• What the exercise asks
Rewrite the lines below, changing every "users-icon" to "group-icon" and leaving everything else untouched. Omit the pictures from your version.

[Material for this exercise start]

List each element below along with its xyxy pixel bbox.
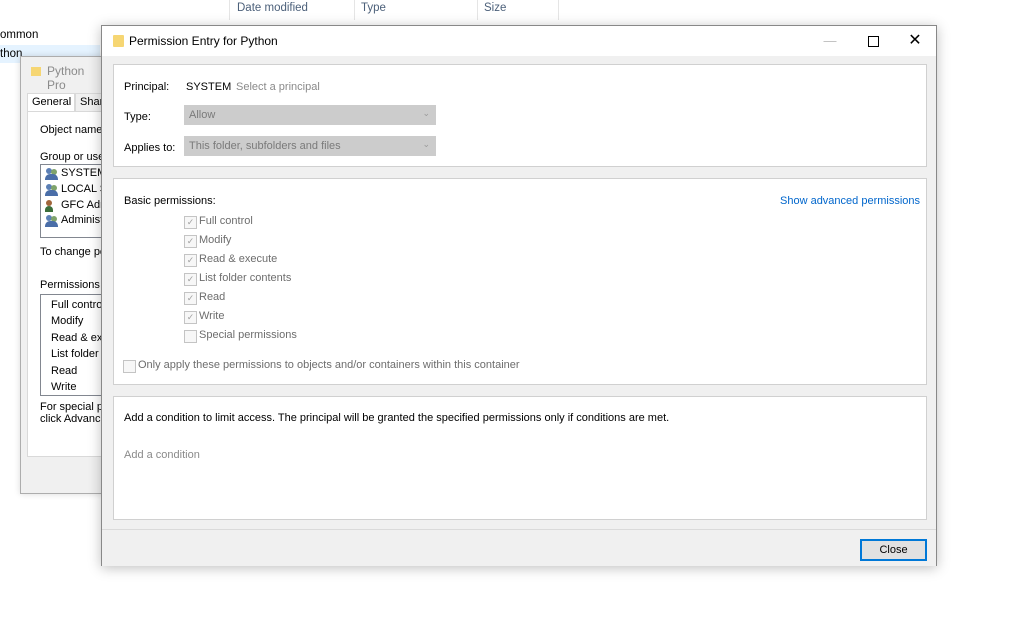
type-value: Allow [189, 109, 216, 121]
properties-title: Python Pro [47, 64, 85, 92]
title-bar[interactable]: Permission Entry for Python — ✕ [102, 26, 936, 56]
permission-label: Write [199, 310, 225, 322]
permission-row: Write [51, 381, 77, 393]
close-window-button[interactable]: ✕ [894, 26, 936, 56]
principal-label: Principal: [124, 81, 170, 93]
chevron-down-icon: ⌄ [422, 108, 430, 118]
permission-label: Full control [199, 215, 253, 227]
checkbox[interactable]: ✓ [184, 292, 197, 305]
chevron-down-icon: ⌄ [422, 139, 430, 149]
properties-dialog: Python Pro General Sharin Object name: G… [20, 56, 117, 494]
permission-row: List folder c [51, 348, 108, 360]
dialog-footer: Close [102, 529, 936, 566]
maximize-icon [867, 36, 879, 48]
column-type[interactable]: Type [361, 2, 386, 14]
checkbox[interactable]: ✓ [184, 273, 197, 286]
basic-permissions-label: Basic permissions: [124, 195, 216, 207]
users-icon [45, 215, 59, 227]
permission-label: List folder contents [199, 272, 292, 284]
applies-to-value: This folder, subfolders and files [189, 140, 341, 152]
user-list-item[interactable]: Administr [61, 214, 107, 226]
principal-group: Principal: SYSTEM Select a principal Typ… [113, 64, 927, 167]
checkbox[interactable]: ✓ [184, 216, 197, 229]
folder-icon [31, 67, 41, 76]
maximize-button[interactable] [852, 26, 894, 56]
applies-to-label: Applies to: [124, 142, 176, 154]
condition-group: Add a condition to limit access. The pri… [113, 396, 927, 520]
checkbox[interactable] [184, 330, 197, 343]
users-icon [45, 184, 59, 196]
checkbox[interactable] [123, 360, 136, 373]
user-icon [45, 200, 59, 212]
permission-row: Modify [51, 315, 84, 327]
tree-item-common[interactable]: ommon [0, 29, 38, 41]
only-apply-label: Only apply these permissions to objects … [138, 359, 520, 371]
select-principal-link[interactable]: Select a principal [236, 81, 320, 93]
advanced-hint-text: click Advance [40, 413, 107, 425]
permission-label: Modify [199, 234, 232, 246]
column-date-modified[interactable]: Date modified [237, 2, 308, 14]
permission-row: Full control [51, 299, 105, 311]
checkbox[interactable]: ✓ [184, 311, 197, 324]
column-size[interactable]: Size [484, 2, 506, 14]
change-permissions-text: To change pe [40, 246, 107, 258]
permission-label: Special permissions [199, 329, 297, 341]
user-list-item[interactable]: SYSTEM [61, 167, 106, 179]
checkbox[interactable]: ✓ [184, 254, 197, 267]
type-dropdown[interactable]: Allow ⌄ [184, 105, 436, 125]
tab-general[interactable]: General [27, 93, 75, 112]
close-button[interactable]: Close [860, 539, 927, 561]
permission-label: Read & execute [199, 253, 278, 265]
basic-permissions-group: Basic permissions: Show advanced permiss… [113, 178, 927, 385]
object-name-label: Object name: [40, 124, 106, 136]
checkbox[interactable]: ✓ [184, 235, 197, 248]
file-list-header: Date modified Type Size [229, 0, 559, 20]
permission-row: Read [51, 365, 78, 377]
users-icon [45, 168, 59, 180]
condition-description: Add a condition to limit access. The pri… [124, 412, 670, 424]
folder-icon [113, 35, 124, 47]
permission-entry-dialog: Permission Entry for Python — ✕ Principa… [101, 25, 937, 566]
minimize-button[interactable]: — [809, 26, 851, 56]
properties-security-panel: Object name: Group or user n SYSTEM LOCA… [27, 111, 117, 457]
dialog-title: Permission Entry for Python [129, 34, 278, 48]
permission-label: Read [199, 291, 226, 303]
show-advanced-permissions-link[interactable]: Show advanced permissions [780, 195, 920, 207]
type-label: Type: [124, 111, 151, 123]
add-condition-link[interactable]: Add a condition [124, 449, 200, 461]
principal-value: SYSTEM [186, 81, 232, 93]
applies-to-dropdown[interactable]: This folder, subfolders and files ⌄ [184, 136, 436, 156]
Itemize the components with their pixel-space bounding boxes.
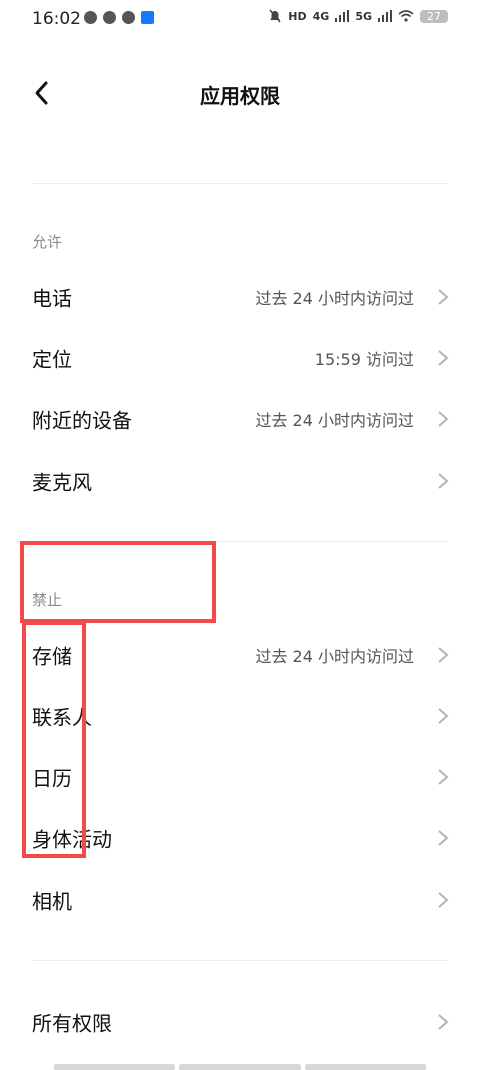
network-5g-indicator: 5G — [355, 9, 372, 23]
zhihu-notification-icon — [141, 11, 154, 24]
strip-segment — [179, 1064, 301, 1070]
permission-row-microphone[interactable]: 麦克风 — [0, 451, 480, 511]
chevron-right-icon — [438, 473, 449, 489]
permission-row-location[interactable]: 定位 15:59 访问过 — [0, 328, 480, 388]
wifi-icon — [398, 10, 414, 22]
app-notification-icon — [84, 11, 97, 24]
permission-access-status: 过去 24 小时内访问过 — [255, 289, 414, 308]
permission-label: 麦克风 — [32, 470, 92, 495]
chevron-right-icon — [438, 289, 449, 305]
permission-label: 电话 — [32, 286, 72, 311]
signal-icon — [335, 10, 350, 22]
permission-label: 附近的设备 — [32, 408, 132, 433]
chevron-right-icon — [438, 769, 449, 785]
chevron-right-icon — [438, 892, 449, 908]
permission-row-nearby-devices[interactable]: 附近的设备 过去 24 小时内访问过 — [0, 389, 480, 449]
section-label-allowed: 允许 — [32, 233, 63, 251]
status-bar: 16:02 HD 4G 5G 27 — [0, 0, 480, 40]
permission-label: 相机 — [32, 889, 72, 914]
page-title: 应用权限 — [200, 84, 280, 108]
strip-segment — [54, 1064, 176, 1070]
divider-top — [32, 183, 448, 184]
chevron-right-icon — [438, 1014, 449, 1030]
hd-indicator: HD — [288, 9, 307, 23]
system-icons: HD 4G 5G 27 — [268, 9, 448, 23]
permission-access-status: 过去 24 小时内访问过 — [255, 411, 414, 430]
all-permissions-row[interactable]: 所有权限 — [0, 992, 480, 1052]
chevron-right-icon — [438, 350, 449, 366]
network-4g-indicator: 4G — [312, 9, 330, 23]
permission-label: 定位 — [32, 347, 72, 372]
all-permissions-label: 所有权限 — [32, 1011, 112, 1036]
bottom-cutoff-strip — [0, 1064, 480, 1070]
signal-icon-2 — [378, 10, 392, 22]
chevron-right-icon — [438, 411, 449, 427]
mute-icon — [269, 9, 281, 23]
chevron-right-icon — [438, 647, 449, 663]
chevron-right-icon — [438, 708, 449, 724]
divider-bottom — [32, 960, 448, 961]
permission-access-status: 过去 24 小时内访问过 — [255, 647, 414, 666]
permission-access-status: 15:59 访问过 — [314, 350, 414, 369]
permission-row-camera[interactable]: 相机 — [0, 870, 480, 930]
strip-segment — [304, 1064, 426, 1070]
annotation-box-denied-items — [22, 621, 86, 858]
location-notification-icon — [122, 11, 135, 24]
chat-notification-icon — [103, 11, 116, 24]
permission-row-phone[interactable]: 电话 过去 24 小时内访问过 — [0, 267, 480, 327]
annotation-box-denied-label — [20, 541, 216, 623]
status-time: 16:02 — [32, 9, 81, 29]
battery-level: 27 — [420, 9, 448, 23]
notification-icons — [84, 11, 154, 24]
chevron-right-icon — [438, 830, 449, 846]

[Material for this exercise end]

• Exercise output
List each element below along with its xyxy pixel bbox.
type-value: Allow [189, 109, 216, 121]
properties-title: Python Pro [47, 64, 85, 92]
title-bar[interactable]: Permission Entry for Python — ✕ [102, 26, 936, 56]
permission-label: Write [199, 310, 225, 322]
permission-row: Write [51, 381, 77, 393]
close-window-button[interactable]: ✕ [894, 26, 936, 56]
principal-label: Principal: [124, 81, 170, 93]
chevron-down-icon: ⌄ [422, 108, 430, 118]
permission-label: Full control [199, 215, 253, 227]
checkbox[interactable]: ✓ [184, 292, 197, 305]
chevron-down-icon: ⌄ [422, 139, 430, 149]
properties-dialog: Python Pro General Sharin Object name: G… [20, 56, 117, 494]
permission-row: List folder c [51, 348, 108, 360]
dialog-footer: Close [102, 529, 936, 566]
maximize-icon [867, 36, 879, 48]
column-type[interactable]: Type [361, 2, 386, 14]
checkbox[interactable]: ✓ [184, 273, 197, 286]
basic-permissions-label: Basic permissions: [124, 195, 216, 207]
group-icon [45, 215, 59, 227]
permission-label: List folder contents [199, 272, 292, 284]
applies-to-value: This folder, subfolders and files [189, 140, 341, 152]
user-list-item[interactable]: Administr [61, 214, 107, 226]
principal-group: Principal: SYSTEM Select a principal Typ… [113, 64, 927, 167]
checkbox[interactable]: ✓ [184, 216, 197, 229]
folder-icon [31, 67, 41, 76]
maximize-button[interactable] [852, 26, 894, 56]
applies-to-label: Applies to: [124, 142, 176, 154]
condition-group: Add a condition to limit access. The pri… [113, 396, 927, 520]
checkbox[interactable] [184, 330, 197, 343]
group-icon [45, 184, 59, 196]
checkbox[interactable] [123, 360, 136, 373]
user-icon [45, 200, 59, 212]
permission-row: Modify [51, 315, 84, 327]
tree-item-common[interactable]: ommon [0, 29, 38, 41]
only-apply-label: Only apply these permissions to objects … [138, 359, 520, 371]
select-principal-link[interactable]: Select a principal [236, 81, 320, 93]
advanced-hint-text: click Advance [40, 413, 107, 425]
permission-label: Modify [199, 234, 232, 246]
column-date-modified[interactable]: Date modified [237, 2, 308, 14]
permission-row: Full control [51, 299, 105, 311]
checkbox[interactable]: ✓ [184, 311, 197, 324]
column-size[interactable]: Size [484, 2, 506, 14]
change-permissions-text: To change pe [40, 246, 107, 258]
permission-label: Special permissions [199, 329, 297, 341]
user-list-item[interactable]: SYSTEM [61, 167, 106, 179]
checkbox[interactable]: ✓ [184, 254, 197, 267]
type-dropdown[interactable]: Allow ⌄ [184, 105, 436, 125]
tab-general[interactable]: General [27, 93, 75, 112]
close-button[interactable]: Close [860, 539, 927, 561]
permission-label: Read & execute [199, 253, 278, 265]
basic-permissions-group: Basic permissions: Show advanced permiss… [113, 178, 927, 385]
object-name-label: Object name: [40, 124, 106, 136]
checkbox[interactable]: ✓ [184, 235, 197, 248]
file-list-header: Date modified Type Size [229, 0, 559, 20]
permission-row: Read [51, 365, 78, 377]
group-icon [45, 168, 59, 180]
condition-description: Add a condition to limit access. The pri… [124, 412, 670, 424]
folder-icon [113, 35, 124, 47]
permission-entry-dialog: Permission Entry for Python — ✕ Principa… [101, 25, 937, 566]
minimize-button[interactable]: — [809, 26, 851, 56]
properties-security-panel: Object name: Group or user n SYSTEM LOCA… [27, 111, 117, 457]
dialog-title: Permission Entry for Python [129, 34, 278, 48]
permission-label: Read [199, 291, 226, 303]
show-advanced-permissions-link[interactable]: Show advanced permissions [780, 195, 920, 207]
type-label: Type: [124, 111, 151, 123]
add-condition-link[interactable]: Add a condition [124, 449, 200, 461]
principal-value: SYSTEM [186, 81, 232, 93]
applies-to-dropdown[interactable]: This folder, subfolders and files ⌄ [184, 136, 436, 156]
Itemize the components with their pixel-space bounding boxes.
network-5g-indicator: 5G — [355, 9, 372, 23]
zhihu-notification-icon — [141, 11, 154, 24]
strip-segment — [179, 1064, 301, 1070]
permission-row-microphone[interactable]: 麦克风 — [0, 451, 480, 511]
chevron-right-icon — [438, 473, 449, 489]
permission-row-location[interactable]: 定位 15:59 访问过 — [0, 328, 480, 388]
wifi-icon — [398, 10, 414, 22]
app-notification-icon — [84, 11, 97, 24]
permission-access-status: 过去 24 小时内访问过 — [255, 289, 414, 308]
permission-label: 麦克风 — [32, 470, 92, 495]
chevron-right-icon — [438, 289, 449, 305]
permission-label: 电话 — [32, 286, 72, 311]
signal-icon — [335, 10, 350, 22]
permission-label: 附近的设备 — [32, 408, 132, 433]
chevron-right-icon — [438, 769, 449, 785]
chevron-right-icon — [438, 892, 449, 908]
permission-row-nearby-devices[interactable]: 附近的设备 过去 24 小时内访问过 — [0, 389, 480, 449]
section-label-allowed: 允许 — [32, 233, 63, 251]
status-bar: 16:02 HD 4G 5G 27 — [0, 0, 480, 40]
permission-label: 相机 — [32, 889, 72, 914]
page-title: 应用权限 — [200, 84, 280, 108]
strip-segment — [54, 1064, 176, 1070]
divider-top — [32, 183, 448, 184]
chevron-right-icon — [438, 1014, 449, 1030]
hd-indicator: HD — [288, 9, 307, 23]
system-icons: HD 4G 5G 27 — [268, 9, 448, 23]
permission-access-status: 过去 24 小时内访问过 — [255, 411, 414, 430]
all-permissions-row[interactable]: 所有权限 — [0, 992, 480, 1052]
chevron-right-icon — [438, 350, 449, 366]
network-4g-indicator: 4G — [312, 9, 330, 23]
permission-label: 定位 — [32, 347, 72, 372]
all-permissions-label: 所有权限 — [32, 1011, 112, 1036]
bottom-cutoff-strip — [0, 1064, 480, 1070]
signal-icon-2 — [378, 10, 392, 22]
chevron-right-icon — [438, 411, 449, 427]
mute-icon — [269, 9, 281, 23]
chevron-right-icon — [438, 647, 449, 663]
chevron-right-icon — [438, 708, 449, 724]
divider-bottom — [32, 960, 448, 961]
permission-access-status: 过去 24 小时内访问过 — [255, 647, 414, 666]
permission-access-status: 15:59 访问过 — [314, 350, 414, 369]
permission-row-camera[interactable]: 相机 — [0, 870, 480, 930]
strip-segment — [304, 1064, 426, 1070]
annotation-box-denied-items — [22, 621, 86, 858]
location-notification-icon — [122, 11, 135, 24]
chat-notification-icon — [103, 11, 116, 24]
permission-row-phone[interactable]: 电话 过去 24 小时内访问过 — [0, 267, 480, 327]
annotation-box-denied-label — [20, 541, 216, 623]
status-time: 16:02 — [32, 9, 81, 29]
battery-level: 27 — [420, 9, 448, 23]
notification-icons — [84, 11, 154, 24]
chevron-right-icon — [438, 830, 449, 846]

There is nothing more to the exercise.